WORK REQUIRED
Return all lines below containing the word "hast".

Data entries
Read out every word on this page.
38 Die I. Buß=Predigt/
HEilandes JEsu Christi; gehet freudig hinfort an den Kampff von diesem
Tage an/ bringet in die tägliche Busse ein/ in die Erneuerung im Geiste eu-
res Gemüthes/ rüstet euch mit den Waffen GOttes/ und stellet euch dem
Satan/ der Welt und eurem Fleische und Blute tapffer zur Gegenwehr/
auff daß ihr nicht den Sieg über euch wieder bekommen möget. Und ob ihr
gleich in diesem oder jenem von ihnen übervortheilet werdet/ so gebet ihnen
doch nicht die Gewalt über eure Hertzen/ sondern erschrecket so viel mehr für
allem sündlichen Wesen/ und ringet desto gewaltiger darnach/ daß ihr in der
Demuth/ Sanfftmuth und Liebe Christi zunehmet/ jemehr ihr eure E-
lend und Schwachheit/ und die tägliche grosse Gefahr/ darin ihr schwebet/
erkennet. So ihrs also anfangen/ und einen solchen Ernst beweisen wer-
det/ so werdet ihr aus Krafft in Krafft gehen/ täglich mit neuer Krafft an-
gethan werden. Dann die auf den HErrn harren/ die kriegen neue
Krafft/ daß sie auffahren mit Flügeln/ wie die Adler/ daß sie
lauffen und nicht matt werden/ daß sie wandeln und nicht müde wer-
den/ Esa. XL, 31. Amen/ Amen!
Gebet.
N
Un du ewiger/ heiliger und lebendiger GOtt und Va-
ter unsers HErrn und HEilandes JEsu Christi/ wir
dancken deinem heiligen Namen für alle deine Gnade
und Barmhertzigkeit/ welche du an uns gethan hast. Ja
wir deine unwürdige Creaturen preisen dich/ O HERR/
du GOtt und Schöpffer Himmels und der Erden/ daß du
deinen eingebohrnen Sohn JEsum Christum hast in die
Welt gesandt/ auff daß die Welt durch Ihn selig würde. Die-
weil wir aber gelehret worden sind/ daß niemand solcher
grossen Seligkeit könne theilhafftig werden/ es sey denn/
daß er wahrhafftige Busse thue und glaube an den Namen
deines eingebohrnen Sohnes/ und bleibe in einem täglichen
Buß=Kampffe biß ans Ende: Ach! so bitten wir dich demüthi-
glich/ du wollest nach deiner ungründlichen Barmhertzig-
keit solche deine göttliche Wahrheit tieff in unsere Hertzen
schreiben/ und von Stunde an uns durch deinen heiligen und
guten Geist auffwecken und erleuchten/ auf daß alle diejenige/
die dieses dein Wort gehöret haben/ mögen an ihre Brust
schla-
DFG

TASK RESPONSE
und Barmhertzigkeit/ welche du an uns gethan hast. Ja
deinen eingebohrnen Sohn JEsum Christum hast in die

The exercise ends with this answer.